# Requirement
Exclude the pictures; give every entry again exactly as written.

Stored items from a collection:
________________________

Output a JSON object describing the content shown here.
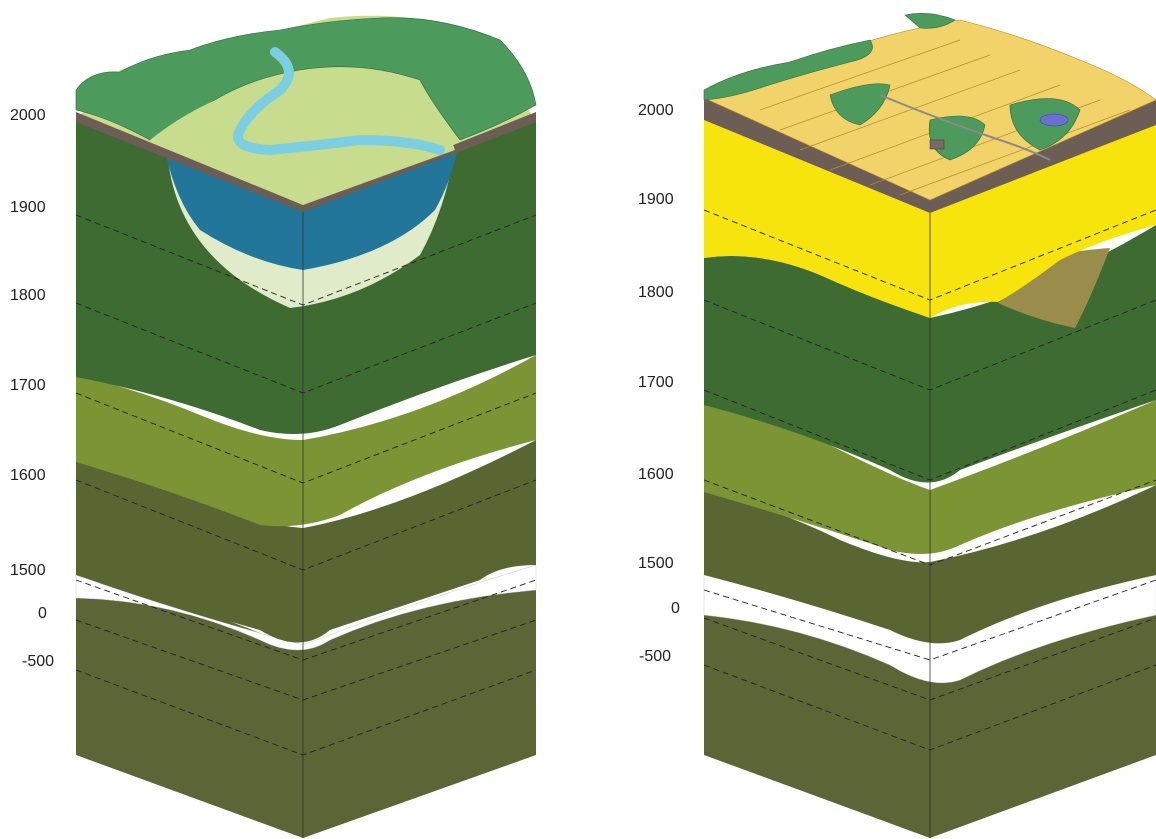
{
  "blocks": [
    {
      "name": "river-floodplain-block",
      "scale_labels": [
        "2000",
        "1900",
        "1800",
        "1700",
        "1600",
        "1500",
        "0",
        "-500"
      ]
    },
    {
      "name": "farmland-block",
      "scale_labels": [
        "2000",
        "1900",
        "1800",
        "1700",
        "1600",
        "1500",
        "0",
        "-500"
      ]
    }
  ],
  "colors": {
    "dark_green": "#3e6b32",
    "olive_green": "#7b9434",
    "dark_olive": "#5a6631",
    "deep_olive": "#5b6535",
    "water_blue": "#21769a",
    "pale_green": "#e0ebc9",
    "white_band": "#ffffff",
    "yellow": "#f8e40d",
    "tan": "#9a8c4a",
    "brown_edge": "#6d5e55",
    "forest": "#4c9a5c",
    "field_yellow": "#f1d36a",
    "meadow": "#c8dc8e",
    "river": "#7ccfe0"
  },
  "icons": [
    "forest-canopy-icon",
    "river-icon",
    "farm-field-icon",
    "pond-icon",
    "farmhouse-icon"
  ]
}
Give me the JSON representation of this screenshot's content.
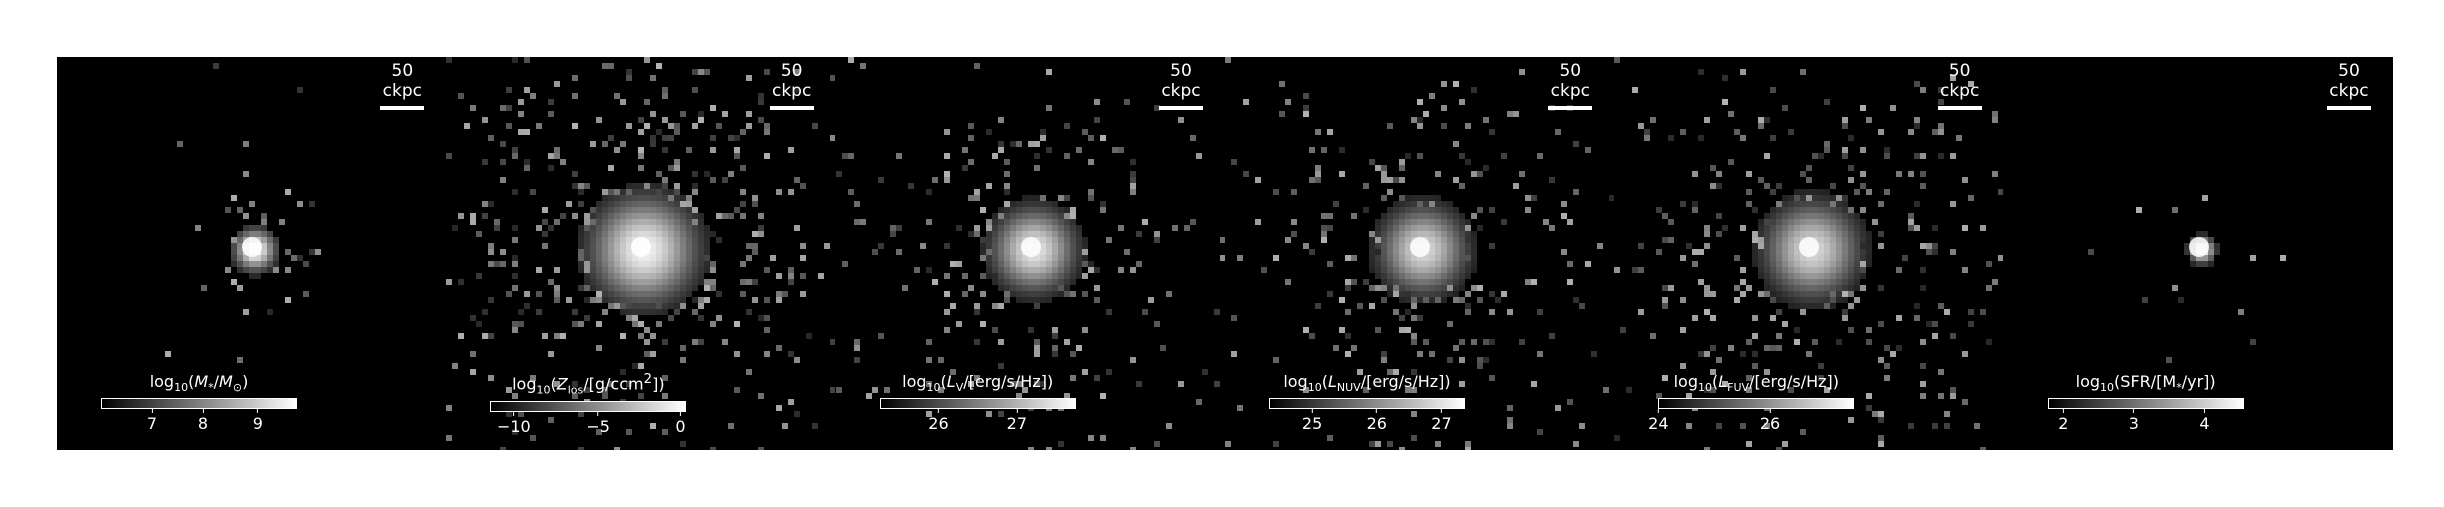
{
  "scale_label": "50 ckpc",
  "panels": [
    {
      "cbar_title_html": "log<sub>10</sub>(<i>M</i><sub>*</sub>/<i>M</i><sub>⊙</sub>)",
      "ticks": [
        {
          "label": "7",
          "pos": 0.26
        },
        {
          "label": "8",
          "pos": 0.52
        },
        {
          "label": "9",
          "pos": 0.8
        }
      ],
      "spread": 0.55,
      "density": 0.35,
      "core": 1.0
    },
    {
      "cbar_title_html": "log<sub>10</sub>(<i>Z</i><sub>los</sub>/[g/ccm<sup>2</sup>])",
      "ticks": [
        {
          "label": "−10",
          "pos": 0.12
        },
        {
          "label": "−5",
          "pos": 0.55
        },
        {
          "label": "0",
          "pos": 0.97
        }
      ],
      "spread": 1.4,
      "density": 0.9,
      "core": 0.95
    },
    {
      "cbar_title_html": "log<sub>10</sub>(<i>L</i><sub>V</sub>/[erg/s/Hz])",
      "ticks": [
        {
          "label": "26",
          "pos": 0.3
        },
        {
          "label": "27",
          "pos": 0.7
        }
      ],
      "spread": 1.1,
      "density": 0.7,
      "core": 0.9
    },
    {
      "cbar_title_html": "log<sub>10</sub>(<i>L</i><sub>NUV</sub>/[erg/s/Hz])",
      "ticks": [
        {
          "label": "25",
          "pos": 0.22
        },
        {
          "label": "26",
          "pos": 0.55
        },
        {
          "label": "27",
          "pos": 0.88
        }
      ],
      "spread": 1.15,
      "density": 0.75,
      "core": 0.85
    },
    {
      "cbar_title_html": "log<sub>10</sub>(<i>L</i><sub>FUV</sub>/[erg/s/Hz])",
      "ticks": [
        {
          "label": "24",
          "pos": 0.0
        },
        {
          "label": "26",
          "pos": 0.57
        }
      ],
      "spread": 1.25,
      "density": 0.8,
      "core": 0.85
    },
    {
      "cbar_title_html": "log<sub>10</sub>(SFR/[M<sub>*</sub>/yr])",
      "ticks": [
        {
          "label": "2",
          "pos": 0.08
        },
        {
          "label": "3",
          "pos": 0.44
        },
        {
          "label": "4",
          "pos": 0.8
        }
      ],
      "spread": 0.35,
      "density": 0.25,
      "core": 0.95
    }
  ]
}
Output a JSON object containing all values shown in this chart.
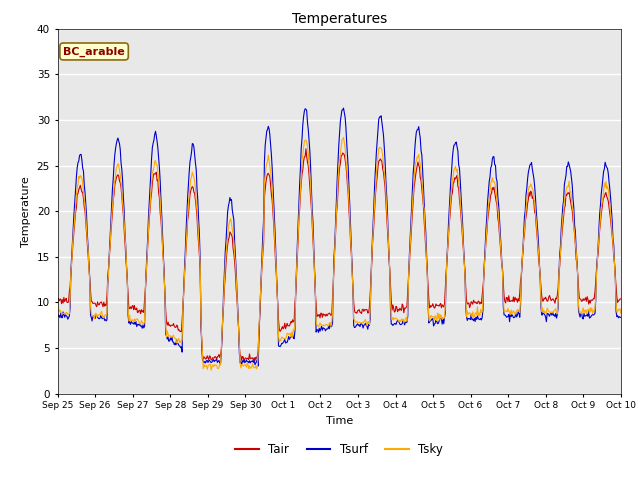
{
  "title": "Temperatures",
  "xlabel": "Time",
  "ylabel": "Temperature",
  "ylim": [
    0,
    40
  ],
  "annotation": "BC_arable",
  "legend": [
    "Tair",
    "Tsurf",
    "Tsky"
  ],
  "line_colors": [
    "#cc0000",
    "#0000cc",
    "#ffaa00"
  ],
  "background_color": "#e8e8e8",
  "x_ticks": [
    "Sep 25",
    "Sep 26",
    "Sep 27",
    "Sep 28",
    "Sep 29",
    "Sep 30",
    "Oct 1",
    "Oct 2",
    "Oct 3",
    "Oct 4",
    "Oct 5",
    "Oct 6",
    "Oct 7",
    "Oct 8",
    "Oct 9",
    "Oct 10"
  ],
  "n_points": 720
}
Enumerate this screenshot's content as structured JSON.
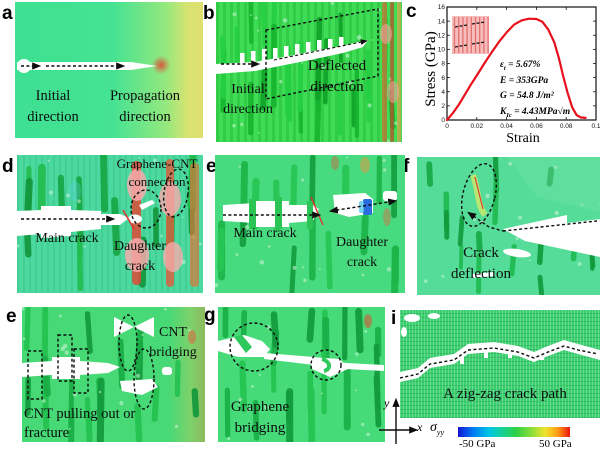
{
  "panels": {
    "a": {
      "letter": "a",
      "labels": {
        "initial_direction": "Initial direction",
        "propagation_direction": "Propagation direction"
      }
    },
    "b": {
      "letter": "b",
      "labels": {
        "initial_direction": "Initial direction",
        "deflected_direction": "Deflected direction"
      }
    },
    "c": {
      "letter": "c"
    },
    "d": {
      "letter": "d",
      "labels": {
        "main_crack": "Main crack",
        "daughter_crack": "Daughter crack",
        "graphene_cnt_connection": "Graphene-CNT connection"
      }
    },
    "e_mid": {
      "letter": "e",
      "labels": {
        "main_crack": "Main crack",
        "daughter_crack": "Daughter crack"
      }
    },
    "f": {
      "letter": "f",
      "labels": {
        "crack_deflection": "Crack deflection"
      }
    },
    "e_bottom": {
      "letter": "e",
      "labels": {
        "cnt_bridging": "CNT bridging",
        "cnt_pulling_out": "CNT pulling out or fracture"
      }
    },
    "g": {
      "letter": "g",
      "labels": {
        "graphene_bridging": "Graphene bridging"
      }
    },
    "i": {
      "letter": "i",
      "labels": {
        "zigzag_path": "A zig-zag crack path"
      }
    }
  },
  "colorbar": {
    "quantity_base": "σ",
    "quantity_sub": "yy",
    "min_label": "-50 GPa",
    "max_label": "50 GPa",
    "min_color": "#1515d6",
    "max_color": "#e81414"
  },
  "axes_glyph": {
    "x_label": "x",
    "y_label": "y"
  },
  "colors": {
    "crack": "#ffffff",
    "matrix_green": "#45da85",
    "cnt_green": "#1cb448",
    "high_stress_red": "#de4a36",
    "curve_red": "#e8101c"
  },
  "chart_data": {
    "type": "line",
    "title": "",
    "xlabel": "Strain",
    "ylabel": "Stress (GPa)",
    "xlim": [
      0,
      0.1
    ],
    "ylim": [
      0,
      16
    ],
    "grid": false,
    "xtick_labels": [
      "0",
      "0.02",
      "0.04",
      "0.06",
      "0.08",
      "0.1"
    ],
    "ytick_labels": [
      "0",
      "2",
      "4",
      "6",
      "8",
      "10",
      "12",
      "14",
      "16"
    ],
    "series": [
      {
        "name": "stress-strain curve",
        "color": "#e8101c",
        "x": [
          0,
          0.004,
          0.008,
          0.012,
          0.016,
          0.02,
          0.025,
          0.03,
          0.035,
          0.04,
          0.045,
          0.05,
          0.055,
          0.06,
          0.064,
          0.068,
          0.072,
          0.075,
          0.078,
          0.081,
          0.084,
          0.087,
          0.09,
          0.093
        ],
        "y": [
          0,
          1.0,
          2.2,
          3.6,
          5.0,
          6.3,
          8.0,
          9.6,
          11.1,
          12.4,
          13.5,
          14.1,
          14.35,
          14.3,
          13.9,
          12.8,
          11.0,
          8.8,
          6.2,
          3.8,
          1.8,
          0.7,
          0.35,
          0.3
        ]
      }
    ],
    "annotations": [
      {
        "base": "ε",
        "sub": "t",
        "rest": " = 5.67%"
      },
      {
        "base": "E",
        "sub": "",
        "rest": " = 353GPa"
      },
      {
        "base": "G",
        "sub": "",
        "rest": " = 54.8 J/m²"
      },
      {
        "base": "K",
        "sub": "Ic",
        "rest": " = 4.43MPa√m"
      }
    ]
  }
}
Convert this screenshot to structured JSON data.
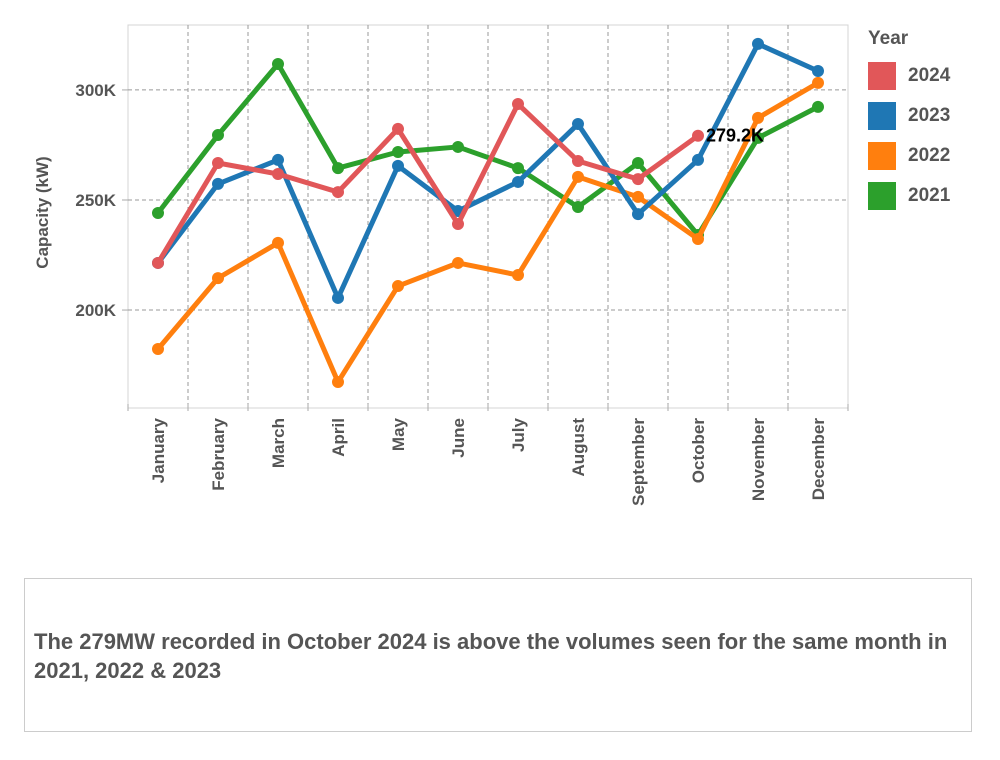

________________________

# Response
Output a JSON object describing the content shown here.
{
  "blocks": [
    {
      "name": "river-floodplain-block",
      "scale_labels": [
        "2000",
        "1900",
        "1800",
        "1700",
        "1600",
        "1500",
        "0",
        "-500"
      ]
    },
    {
      "name": "farmland-block",
      "scale_labels": [
        "2000",
        "1900",
        "1800",
        "1700",
        "1600",
        "1500",
        "0",
        "-500"
      ]
    }
  ],
  "colors": {
    "dark_green": "#3e6b32",
    "olive_green": "#7b9434",
    "dark_olive": "#5a6631",
    "deep_olive": "#5b6535",
    "water_blue": "#21769a",
    "pale_green": "#e0ebc9",
    "white_band": "#ffffff",
    "yellow": "#f8e40d",
    "tan": "#9a8c4a",
    "brown_edge": "#6d5e55",
    "forest": "#4c9a5c",
    "field_yellow": "#f1d36a",
    "meadow": "#c8dc8e",
    "river": "#7ccfe0"
  },
  "icons": [
    "forest-canopy-icon",
    "river-icon",
    "farm-field-icon",
    "pond-icon",
    "farmhouse-icon"
  ]
}
Give me the JSON representation of this screenshot's content.
{
  "scale_label": "50 ckpc",
  "panels": [
    {
      "cbar_title_html": "log<sub>10</sub>(<i>M</i><sub>*</sub>/<i>M</i><sub>⊙</sub>)",
      "ticks": [
        {
          "label": "7",
          "pos": 0.26
        },
        {
          "label": "8",
          "pos": 0.52
        },
        {
          "label": "9",
          "pos": 0.8
        }
      ],
      "spread": 0.55,
      "density": 0.35,
      "core": 1.0
    },
    {
      "cbar_title_html": "log<sub>10</sub>(<i>Z</i><sub>los</sub>/[g/ccm<sup>2</sup>])",
      "ticks": [
        {
          "label": "−10",
          "pos": 0.12
        },
        {
          "label": "−5",
          "pos": 0.55
        },
        {
          "label": "0",
          "pos": 0.97
        }
      ],
      "spread": 1.4,
      "density": 0.9,
      "core": 0.95
    },
    {
      "cbar_title_html": "log<sub>10</sub>(<i>L</i><sub>V</sub>/[erg/s/Hz])",
      "ticks": [
        {
          "label": "26",
          "pos": 0.3
        },
        {
          "label": "27",
          "pos": 0.7
        }
      ],
      "spread": 1.1,
      "density": 0.7,
      "core": 0.9
    },
    {
      "cbar_title_html": "log<sub>10</sub>(<i>L</i><sub>NUV</sub>/[erg/s/Hz])",
      "ticks": [
        {
          "label": "25",
          "pos": 0.22
        },
        {
          "label": "26",
          "pos": 0.55
        },
        {
          "label": "27",
          "pos": 0.88
        }
      ],
      "spread": 1.15,
      "density": 0.75,
      "core": 0.85
    },
    {
      "cbar_title_html": "log<sub>10</sub>(<i>L</i><sub>FUV</sub>/[erg/s/Hz])",
      "ticks": [
        {
          "label": "24",
          "pos": 0.0
        },
        {
          "label": "26",
          "pos": 0.57
        }
      ],
      "spread": 1.25,
      "density": 0.8,
      "core": 0.85
    },
    {
      "cbar_title_html": "log<sub>10</sub>(SFR/[M<sub>*</sub>/yr])",
      "ticks": [
        {
          "label": "2",
          "pos": 0.08
        },
        {
          "label": "3",
          "pos": 0.44
        },
        {
          "label": "4",
          "pos": 0.8
        }
      ],
      "spread": 0.35,
      "density": 0.25,
      "core": 0.95
    }
  ]
}
Output a JSON object containing all values shown in this chart.
{
  "title": "Temperatures",
  "xlabel": "Time",
  "ylabel": "Temperature",
  "ylim": [
    0,
    40
  ],
  "annotation": "BC_arable",
  "legend": [
    "Tair",
    "Tsurf",
    "Tsky"
  ],
  "line_colors": [
    "#cc0000",
    "#0000cc",
    "#ffaa00"
  ],
  "background_color": "#e8e8e8",
  "x_ticks": [
    "Sep 25",
    "Sep 26",
    "Sep 27",
    "Sep 28",
    "Sep 29",
    "Sep 30",
    "Oct 1",
    "Oct 2",
    "Oct 3",
    "Oct 4",
    "Oct 5",
    "Oct 6",
    "Oct 7",
    "Oct 8",
    "Oct 9",
    "Oct 10"
  ],
  "n_points": 720
}
Enumerate this screenshot's content as structured JSON.
{
  "panels": {
    "a": {
      "letter": "a",
      "labels": {
        "initial_direction": "Initial direction",
        "propagation_direction": "Propagation direction"
      }
    },
    "b": {
      "letter": "b",
      "labels": {
        "initial_direction": "Initial direction",
        "deflected_direction": "Deflected direction"
      }
    },
    "c": {
      "letter": "c"
    },
    "d": {
      "letter": "d",
      "labels": {
        "main_crack": "Main crack",
        "daughter_crack": "Daughter crack",
        "graphene_cnt_connection": "Graphene-CNT connection"
      }
    },
    "e_mid": {
      "letter": "e",
      "labels": {
        "main_crack": "Main crack",
        "daughter_crack": "Daughter crack"
      }
    },
    "f": {
      "letter": "f",
      "labels": {
        "crack_deflection": "Crack deflection"
      }
    },
    "e_bottom": {
      "letter": "e",
      "labels": {
        "cnt_bridging": "CNT bridging",
        "cnt_pulling_out": "CNT pulling out or fracture"
      }
    },
    "g": {
      "letter": "g",
      "labels": {
        "graphene_bridging": "Graphene bridging"
      }
    },
    "i": {
      "letter": "i",
      "labels": {
        "zigzag_path": "A zig-zag crack path"
      }
    }
  },
  "colorbar": {
    "quantity_base": "σ",
    "quantity_sub": "yy",
    "min_label": "-50 GPa",
    "max_label": "50 GPa",
    "min_color": "#1515d6",
    "max_color": "#e81414"
  },
  "axes_glyph": {
    "x_label": "x",
    "y_label": "y"
  },
  "colors": {
    "crack": "#ffffff",
    "matrix_green": "#45da85",
    "cnt_green": "#1cb448",
    "high_stress_red": "#de4a36",
    "curve_red": "#e8101c"
  },
  "chart_data": {
    "type": "line",
    "title": "",
    "xlabel": "Strain",
    "ylabel": "Stress (GPa)",
    "xlim": [
      0,
      0.1
    ],
    "ylim": [
      0,
      16
    ],
    "grid": false,
    "xtick_labels": [
      "0",
      "0.02",
      "0.04",
      "0.06",
      "0.08",
      "0.1"
    ],
    "ytick_labels": [
      "0",
      "2",
      "4",
      "6",
      "8",
      "10",
      "12",
      "14",
      "16"
    ],
    "series": [
      {
        "name": "stress-strain curve",
        "color": "#e8101c",
        "x": [
          0,
          0.004,
          0.008,
          0.012,
          0.016,
          0.02,
          0.025,
          0.03,
          0.035,
          0.04,
          0.045,
          0.05,
          0.055,
          0.06,
          0.064,
          0.068,
          0.072,
          0.075,
          0.078,
          0.081,
          0.084,
          0.087,
          0.09,
          0.093
        ],
        "y": [
          0,
          1.0,
          2.2,
          3.6,
          5.0,
          6.3,
          8.0,
          9.6,
          11.1,
          12.4,
          13.5,
          14.1,
          14.35,
          14.3,
          13.9,
          12.8,
          11.0,
          8.8,
          6.2,
          3.8,
          1.8,
          0.7,
          0.35,
          0.3
        ]
      }
    ],
    "annotations": [
      {
        "base": "ε",
        "sub": "t",
        "rest": " = 5.67%"
      },
      {
        "base": "E",
        "sub": "",
        "rest": " = 353GPa"
      },
      {
        "base": "G",
        "sub": "",
        "rest": " = 54.8 J/m²"
      },
      {
        "base": "K",
        "sub": "Ic",
        "rest": " = 4.43MPa√m"
      }
    ]
  }
}
Convert this screenshot to structured JSON data.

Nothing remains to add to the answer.